[WHAT NEEDS TO BE DONE]:
Each of the entries should be retyped precisely as it appears.

(Items listed in a dataset)
(begin)

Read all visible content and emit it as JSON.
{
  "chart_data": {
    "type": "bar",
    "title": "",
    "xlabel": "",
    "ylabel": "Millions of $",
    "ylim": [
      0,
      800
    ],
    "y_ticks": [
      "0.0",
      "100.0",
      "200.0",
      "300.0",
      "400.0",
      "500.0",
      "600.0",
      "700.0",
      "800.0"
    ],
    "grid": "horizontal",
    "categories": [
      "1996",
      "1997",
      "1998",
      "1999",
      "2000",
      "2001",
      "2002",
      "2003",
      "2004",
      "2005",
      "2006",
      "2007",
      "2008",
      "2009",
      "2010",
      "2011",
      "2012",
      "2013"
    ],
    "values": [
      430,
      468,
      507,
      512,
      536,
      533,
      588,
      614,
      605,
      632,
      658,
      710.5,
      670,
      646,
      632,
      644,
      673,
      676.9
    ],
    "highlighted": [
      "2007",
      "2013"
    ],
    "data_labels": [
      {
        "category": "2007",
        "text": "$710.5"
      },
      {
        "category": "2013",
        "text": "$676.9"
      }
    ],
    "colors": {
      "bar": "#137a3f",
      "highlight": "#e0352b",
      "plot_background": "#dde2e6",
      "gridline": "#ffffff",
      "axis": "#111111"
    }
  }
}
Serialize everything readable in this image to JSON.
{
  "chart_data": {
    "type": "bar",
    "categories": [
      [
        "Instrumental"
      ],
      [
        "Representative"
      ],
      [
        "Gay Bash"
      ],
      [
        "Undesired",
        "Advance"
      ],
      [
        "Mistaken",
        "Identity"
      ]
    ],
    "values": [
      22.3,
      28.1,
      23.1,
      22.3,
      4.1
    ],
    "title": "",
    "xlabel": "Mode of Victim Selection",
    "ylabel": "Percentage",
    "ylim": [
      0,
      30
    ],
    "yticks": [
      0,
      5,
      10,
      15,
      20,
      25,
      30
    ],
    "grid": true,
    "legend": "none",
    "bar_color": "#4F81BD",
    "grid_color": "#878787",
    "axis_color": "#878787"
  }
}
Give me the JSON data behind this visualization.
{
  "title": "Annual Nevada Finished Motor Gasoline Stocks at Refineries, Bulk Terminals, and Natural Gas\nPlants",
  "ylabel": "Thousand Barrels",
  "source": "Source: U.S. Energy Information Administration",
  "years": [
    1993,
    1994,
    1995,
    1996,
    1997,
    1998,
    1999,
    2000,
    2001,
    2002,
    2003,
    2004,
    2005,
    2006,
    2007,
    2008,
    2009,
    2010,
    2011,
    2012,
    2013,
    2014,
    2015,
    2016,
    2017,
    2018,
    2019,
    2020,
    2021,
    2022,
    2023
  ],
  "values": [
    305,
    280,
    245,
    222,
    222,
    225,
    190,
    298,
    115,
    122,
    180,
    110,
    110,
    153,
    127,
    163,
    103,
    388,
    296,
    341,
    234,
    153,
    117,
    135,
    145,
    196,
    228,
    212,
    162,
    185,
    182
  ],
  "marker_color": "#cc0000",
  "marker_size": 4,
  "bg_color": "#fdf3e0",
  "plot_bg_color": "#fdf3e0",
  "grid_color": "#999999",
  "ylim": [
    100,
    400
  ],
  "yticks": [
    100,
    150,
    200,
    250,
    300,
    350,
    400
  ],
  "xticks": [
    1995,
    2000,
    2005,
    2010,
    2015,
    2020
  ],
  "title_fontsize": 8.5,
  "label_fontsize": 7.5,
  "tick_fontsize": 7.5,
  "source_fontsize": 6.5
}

(end)

[EXERCISE ANSWER]:
Read all visible content and emit it as JSON.
{
  "chart_data": {
    "type": "bar",
    "title": "",
    "xlabel": "",
    "ylabel": "Millions of $",
    "ylim": [
      0,
      800
    ],
    "y_ticks": [
      "0.0",
      "100.0",
      "200.0",
      "300.0",
      "400.0",
      "500.0",
      "600.0",
      "700.0",
      "800.0"
    ],
    "grid": "horizontal",
    "categories": [
      "1996",
      "1997",
      "1998",
      "1999",
      "2000",
      "2001",
      "2002",
      "2003",
      "2004",
      "2005",
      "2006",
      "2007",
      "2008",
      "2009",
      "2010",
      "2011",
      "2012",
      "2013"
    ],
    "values": [
      430,
      468,
      507,
      512,
      536,
      533,
      588,
      614,
      605,
      632,
      658,
      710.5,
      670,
      646,
      632,
      644,
      673,
      676.9
    ],
    "highlighted": [
      "2007",
      "2013"
    ],
    "data_labels": [
      {
        "category": "2007",
        "text": "$710.5"
      },
      {
        "category": "2013",
        "text": "$676.9"
      }
    ],
    "colors": {
      "bar": "#137a3f",
      "highlight": "#e0352b",
      "plot_background": "#dde2e6",
      "gridline": "#ffffff",
      "axis": "#111111"
    }
  }
}
Serialize everything readable in this image to JSON.
{
  "chart_data": {
    "type": "bar",
    "categories": [
      [
        "Instrumental"
      ],
      [
        "Representative"
      ],
      [
        "Gay Bash"
      ],
      [
        "Undesired",
        "Advance"
      ],
      [
        "Mistaken",
        "Identity"
      ]
    ],
    "values": [
      22.3,
      28.1,
      23.1,
      22.3,
      4.1
    ],
    "title": "",
    "xlabel": "Mode of Victim Selection",
    "ylabel": "Percentage",
    "ylim": [
      0,
      30
    ],
    "yticks": [
      0,
      5,
      10,
      15,
      20,
      25,
      30
    ],
    "grid": true,
    "legend": "none",
    "bar_color": "#4F81BD",
    "grid_color": "#878787",
    "axis_color": "#878787"
  }
}
Give me the JSON data behind this visualization.
{
  "title": "Annual Nevada Finished Motor Gasoline Stocks at Refineries, Bulk Terminals, and Natural Gas\nPlants",
  "ylabel": "Thousand Barrels",
  "source": "Source: U.S. Energy Information Administration",
  "years": [
    1993,
    1994,
    1995,
    1996,
    1997,
    1998,
    1999,
    2000,
    2001,
    2002,
    2003,
    2004,
    2005,
    2006,
    2007,
    2008,
    2009,
    2010,
    2011,
    2012,
    2013,
    2014,
    2015,
    2016,
    2017,
    2018,
    2019,
    2020,
    2021,
    2022,
    2023
  ],
  "values": [
    305,
    280,
    245,
    222,
    222,
    225,
    190,
    298,
    115,
    122,
    180,
    110,
    110,
    153,
    127,
    163,
    103,
    388,
    296,
    341,
    234,
    153,
    117,
    135,
    145,
    196,
    228,
    212,
    162,
    185,
    182
  ],
  "marker_color": "#cc0000",
  "marker_size": 4,
  "bg_color": "#fdf3e0",
  "plot_bg_color": "#fdf3e0",
  "grid_color": "#999999",
  "ylim": [
    100,
    400
  ],
  "yticks": [
    100,
    150,
    200,
    250,
    300,
    350,
    400
  ],
  "xticks": [
    1995,
    2000,
    2005,
    2010,
    2015,
    2020
  ],
  "title_fontsize": 8.5,
  "label_fontsize": 7.5,
  "tick_fontsize": 7.5,
  "source_fontsize": 6.5
}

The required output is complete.